Dataset records
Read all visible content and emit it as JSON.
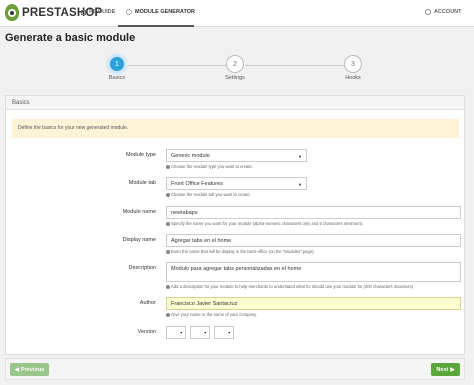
{
  "nav": {
    "logo_text": "PRESTASHOP",
    "ps_guide": "PS GUIDE",
    "module_generator": "MODULE GENERATOR",
    "account": "ACCOUNT"
  },
  "page": {
    "title": "Generate a basic module"
  },
  "steps": [
    {
      "number": "1",
      "label": "Basics"
    },
    {
      "number": "2",
      "label": "Settings"
    },
    {
      "number": "3",
      "label": "Hooks"
    }
  ],
  "panel": {
    "heading": "Basics",
    "alert": "Define the basics for your new generated module."
  },
  "form": {
    "module_type": {
      "label": "Module type",
      "value": "Generic module",
      "help": "Choose the module type you want to create."
    },
    "module_tab": {
      "label": "Module tab",
      "value": "Front Office Features",
      "help": "Choose the module tab you want to create."
    },
    "module_name": {
      "label": "Module name",
      "value": "newtabaps",
      "help": "Specify the name you want for your module (alpha-numeric characters only and 5 characters minimum)."
    },
    "display_name": {
      "label": "Display name",
      "value": "Agregar tabs en el home",
      "help": "Enter the name that will be display in the back-office (on the \"Modules\" page)."
    },
    "description": {
      "label": "Description",
      "value": "Modulo para agregar tabs personalizadas en el home",
      "help": "Add a description for your module to help merchants to understand what he should use your module for (200 characters maximum)."
    },
    "author": {
      "label": "Author",
      "value": "Francisco Javier Santacruz",
      "help": "Give your name or the name of your company."
    },
    "version": {
      "label": "Version"
    }
  },
  "footer": {
    "previous": "Previous",
    "next": "Next"
  },
  "colors": {
    "step_active": "#2aa1d8",
    "alert_bg": "#fff3d7",
    "author_highlight": "#fdfdd2",
    "next_button": "#5aa63a",
    "previous_button": "#9ac58b"
  }
}
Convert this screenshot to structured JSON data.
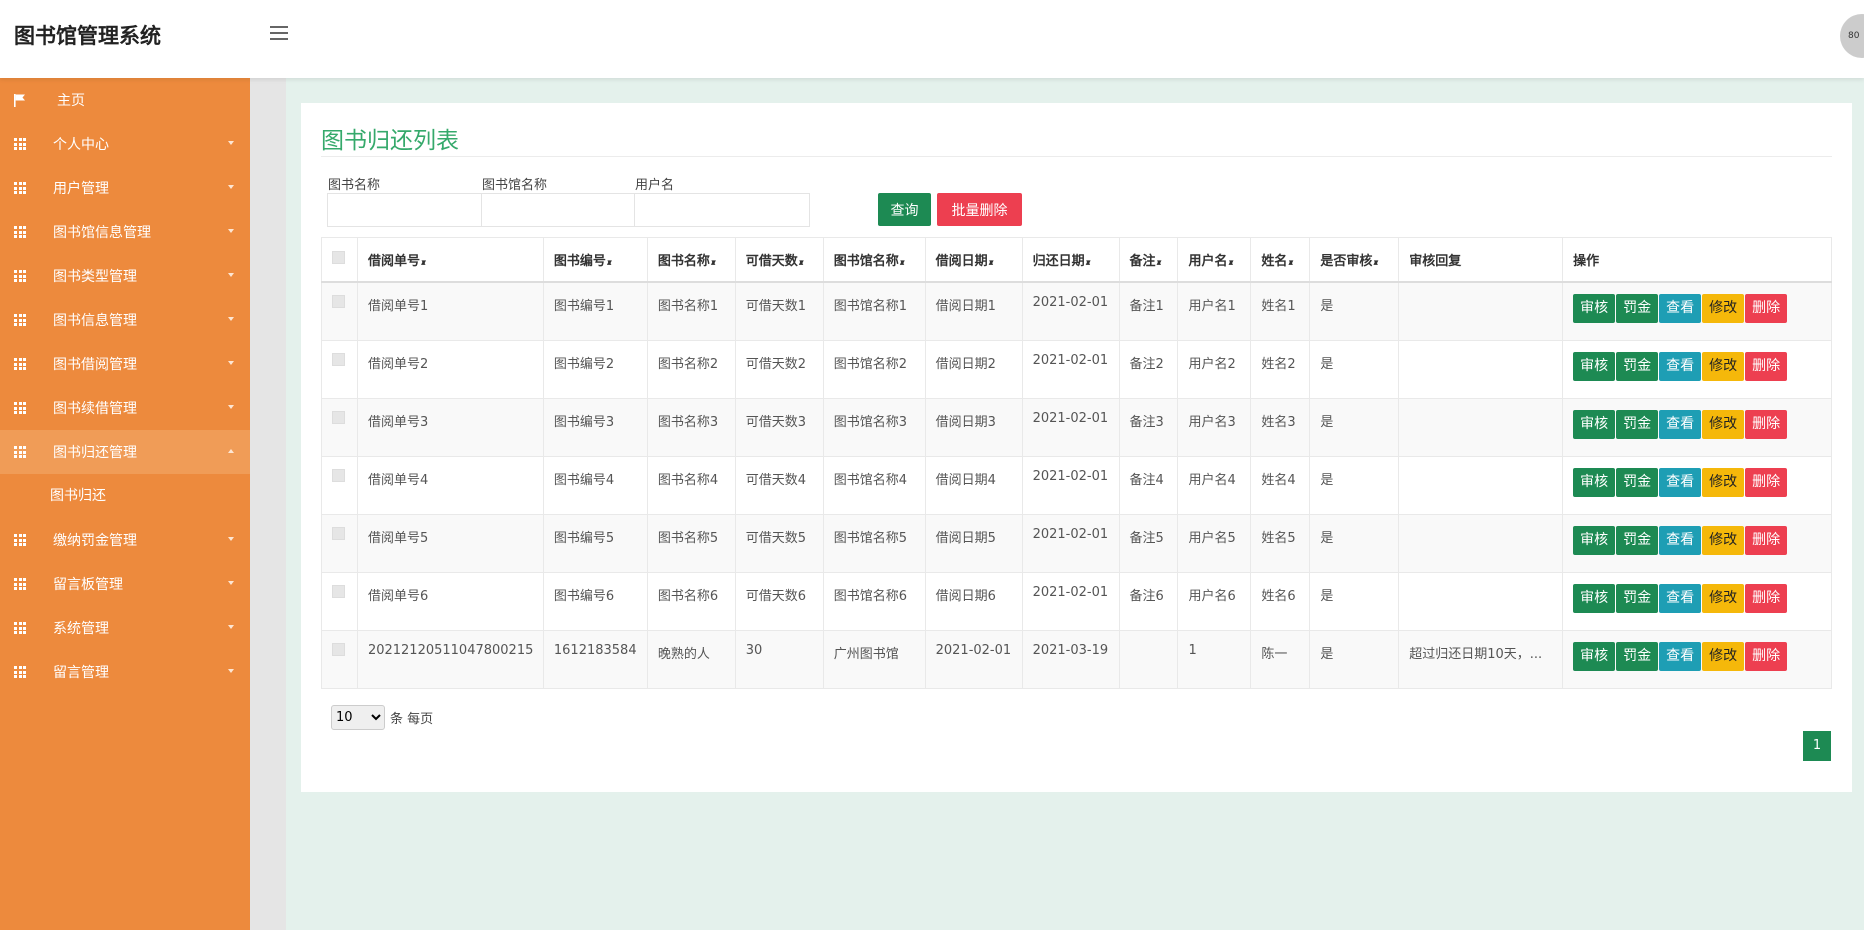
{
  "app": {
    "title": "图书馆管理系统",
    "avatar_text": "80"
  },
  "sidebar": {
    "items": [
      {
        "label": "主页",
        "icon": "flag-icon"
      },
      {
        "label": "个人中心",
        "icon": "grid-icon"
      },
      {
        "label": "用户管理",
        "icon": "grid-icon"
      },
      {
        "label": "图书馆信息管理",
        "icon": "grid-icon"
      },
      {
        "label": "图书类型管理",
        "icon": "grid-icon"
      },
      {
        "label": "图书信息管理",
        "icon": "grid-icon"
      },
      {
        "label": "图书借阅管理",
        "icon": "grid-icon"
      },
      {
        "label": "图书续借管理",
        "icon": "grid-icon"
      },
      {
        "label": "图书归还管理",
        "icon": "grid-icon",
        "expanded": true
      },
      {
        "label": "缴纳罚金管理",
        "icon": "grid-icon"
      },
      {
        "label": "留言板管理",
        "icon": "grid-icon"
      },
      {
        "label": "系统管理",
        "icon": "grid-icon"
      },
      {
        "label": "留言管理",
        "icon": "grid-icon"
      }
    ],
    "subitem": "图书归还"
  },
  "main": {
    "title": "图书归还列表",
    "search": {
      "book_name_label": "图书名称",
      "library_name_label": "图书馆名称",
      "username_label": "用户名",
      "book_name_value": "",
      "library_name_value": "",
      "username_value": "",
      "query_label": "查询",
      "batch_delete_label": "批量删除"
    },
    "table": {
      "headers": [
        "借阅单号",
        "图书编号",
        "图书名称",
        "可借天数",
        "图书馆名称",
        "借阅日期",
        "归还日期",
        "备注",
        "用户名",
        "姓名",
        "是否审核",
        "审核回复",
        "操作"
      ],
      "sortable": [
        true,
        true,
        true,
        true,
        true,
        true,
        true,
        true,
        true,
        true,
        true,
        false,
        false
      ],
      "rows": [
        [
          "借阅单号1",
          "图书编号1",
          "图书名称1",
          "可借天数1",
          "图书馆名称1",
          "借阅日期1",
          "2021-02-01",
          "备注1",
          "用户名1",
          "姓名1",
          "是",
          ""
        ],
        [
          "借阅单号2",
          "图书编号2",
          "图书名称2",
          "可借天数2",
          "图书馆名称2",
          "借阅日期2",
          "2021-02-01",
          "备注2",
          "用户名2",
          "姓名2",
          "是",
          ""
        ],
        [
          "借阅单号3",
          "图书编号3",
          "图书名称3",
          "可借天数3",
          "图书馆名称3",
          "借阅日期3",
          "2021-02-01",
          "备注3",
          "用户名3",
          "姓名3",
          "是",
          ""
        ],
        [
          "借阅单号4",
          "图书编号4",
          "图书名称4",
          "可借天数4",
          "图书馆名称4",
          "借阅日期4",
          "2021-02-01",
          "备注4",
          "用户名4",
          "姓名4",
          "是",
          ""
        ],
        [
          "借阅单号5",
          "图书编号5",
          "图书名称5",
          "可借天数5",
          "图书馆名称5",
          "借阅日期5",
          "2021-02-01",
          "备注5",
          "用户名5",
          "姓名5",
          "是",
          ""
        ],
        [
          "借阅单号6",
          "图书编号6",
          "图书名称6",
          "可借天数6",
          "图书馆名称6",
          "借阅日期6",
          "2021-02-01",
          "备注6",
          "用户名6",
          "姓名6",
          "是",
          ""
        ],
        [
          "20212120511047800215",
          "1612183584",
          "晚熟的人",
          "30",
          "广州图书馆",
          "2021-02-01",
          "2021-03-19",
          "",
          "1",
          "陈一",
          "是",
          "超过归还日期10天，..."
        ]
      ],
      "actions": [
        "审核",
        "罚金",
        "查看",
        "修改",
        "删除"
      ]
    },
    "pager": {
      "page_size": "10",
      "page_size_suffix": "条 每页",
      "current_page": "1"
    }
  },
  "colors": {
    "sidebar": "#ed8a3d",
    "accent_green": "#1d8a53",
    "title_green": "#35a96b",
    "danger": "#ed3f50",
    "info": "#1e9eb4",
    "warning": "#f5b80a",
    "background": "#e4f1ec"
  }
}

REQUIREMENT. Without the pictures, restate each entry exactly.

TASK ANSWER.
Read all visible content and emit it as JSON.
{
  "nav": {
    "logo_text": "PRESTASHOP",
    "ps_guide": "PS GUIDE",
    "module_generator": "MODULE GENERATOR",
    "account": "ACCOUNT"
  },
  "page": {
    "title": "Generate a basic module"
  },
  "steps": [
    {
      "number": "1",
      "label": "Basics"
    },
    {
      "number": "2",
      "label": "Settings"
    },
    {
      "number": "3",
      "label": "Hooks"
    }
  ],
  "panel": {
    "heading": "Basics",
    "alert": "Define the basics for your new generated module."
  },
  "form": {
    "module_type": {
      "label": "Module type",
      "value": "Generic module",
      "help": "Choose the module type you want to create."
    },
    "module_tab": {
      "label": "Module tab",
      "value": "Front Office Features",
      "help": "Choose the module tab you want to create."
    },
    "module_name": {
      "label": "Module name",
      "value": "newtabaps",
      "help": "Specify the name you want for your module (alpha-numeric characters only and 5 characters minimum)."
    },
    "display_name": {
      "label": "Display name",
      "value": "Agregar tabs en el home",
      "help": "Enter the name that will be display in the back-office (on the \"Modules\" page)."
    },
    "description": {
      "label": "Description",
      "value": "Modulo para agregar tabs personalizadas en el home",
      "help": "Add a description for your module to help merchants to understand what he should use your module for (200 characters maximum)."
    },
    "author": {
      "label": "Author",
      "value": "Francisco Javier Santacruz",
      "help": "Give your name or the name of your company."
    },
    "version": {
      "label": "Version"
    }
  },
  "footer": {
    "previous": "Previous",
    "next": "Next"
  },
  "colors": {
    "step_active": "#2aa1d8",
    "alert_bg": "#fff3d7",
    "author_highlight": "#fdfdd2",
    "next_button": "#5aa63a",
    "previous_button": "#9ac58b"
  }
}
Convert this screenshot to structured JSON data.
{
  "app": {
    "title": "图书馆管理系统",
    "avatar_text": "80"
  },
  "sidebar": {
    "items": [
      {
        "label": "主页",
        "icon": "flag-icon"
      },
      {
        "label": "个人中心",
        "icon": "grid-icon"
      },
      {
        "label": "用户管理",
        "icon": "grid-icon"
      },
      {
        "label": "图书馆信息管理",
        "icon": "grid-icon"
      },
      {
        "label": "图书类型管理",
        "icon": "grid-icon"
      },
      {
        "label": "图书信息管理",
        "icon": "grid-icon"
      },
      {
        "label": "图书借阅管理",
        "icon": "grid-icon"
      },
      {
        "label": "图书续借管理",
        "icon": "grid-icon"
      },
      {
        "label": "图书归还管理",
        "icon": "grid-icon",
        "expanded": true
      },
      {
        "label": "缴纳罚金管理",
        "icon": "grid-icon"
      },
      {
        "label": "留言板管理",
        "icon": "grid-icon"
      },
      {
        "label": "系统管理",
        "icon": "grid-icon"
      },
      {
        "label": "留言管理",
        "icon": "grid-icon"
      }
    ],
    "subitem": "图书归还"
  },
  "main": {
    "title": "图书归还列表",
    "search": {
      "book_name_label": "图书名称",
      "library_name_label": "图书馆名称",
      "username_label": "用户名",
      "book_name_value": "",
      "library_name_value": "",
      "username_value": "",
      "query_label": "查询",
      "batch_delete_label": "批量删除"
    },
    "table": {
      "headers": [
        "借阅单号",
        "图书编号",
        "图书名称",
        "可借天数",
        "图书馆名称",
        "借阅日期",
        "归还日期",
        "备注",
        "用户名",
        "姓名",
        "是否审核",
        "审核回复",
        "操作"
      ],
      "sortable": [
        true,
        true,
        true,
        true,
        true,
        true,
        true,
        true,
        true,
        true,
        true,
        false,
        false
      ],
      "rows": [
        [
          "借阅单号1",
          "图书编号1",
          "图书名称1",
          "可借天数1",
          "图书馆名称1",
          "借阅日期1",
          "2021-02-01",
          "备注1",
          "用户名1",
          "姓名1",
          "是",
          ""
        ],
        [
          "借阅单号2",
          "图书编号2",
          "图书名称2",
          "可借天数2",
          "图书馆名称2",
          "借阅日期2",
          "2021-02-01",
          "备注2",
          "用户名2",
          "姓名2",
          "是",
          ""
        ],
        [
          "借阅单号3",
          "图书编号3",
          "图书名称3",
          "可借天数3",
          "图书馆名称3",
          "借阅日期3",
          "2021-02-01",
          "备注3",
          "用户名3",
          "姓名3",
          "是",
          ""
        ],
        [
          "借阅单号4",
          "图书编号4",
          "图书名称4",
          "可借天数4",
          "图书馆名称4",
          "借阅日期4",
          "2021-02-01",
          "备注4",
          "用户名4",
          "姓名4",
          "是",
          ""
        ],
        [
          "借阅单号5",
          "图书编号5",
          "图书名称5",
          "可借天数5",
          "图书馆名称5",
          "借阅日期5",
          "2021-02-01",
          "备注5",
          "用户名5",
          "姓名5",
          "是",
          ""
        ],
        [
          "借阅单号6",
          "图书编号6",
          "图书名称6",
          "可借天数6",
          "图书馆名称6",
          "借阅日期6",
          "2021-02-01",
          "备注6",
          "用户名6",
          "姓名6",
          "是",
          ""
        ],
        [
          "20212120511047800215",
          "1612183584",
          "晚熟的人",
          "30",
          "广州图书馆",
          "2021-02-01",
          "2021-03-19",
          "",
          "1",
          "陈一",
          "是",
          "超过归还日期10天，..."
        ]
      ],
      "actions": [
        "审核",
        "罚金",
        "查看",
        "修改",
        "删除"
      ]
    },
    "pager": {
      "page_size": "10",
      "page_size_suffix": "条 每页",
      "current_page": "1"
    }
  },
  "colors": {
    "sidebar": "#ed8a3d",
    "accent_green": "#1d8a53",
    "title_green": "#35a96b",
    "danger": "#ed3f50",
    "info": "#1e9eb4",
    "warning": "#f5b80a",
    "background": "#e4f1ec"
  }
}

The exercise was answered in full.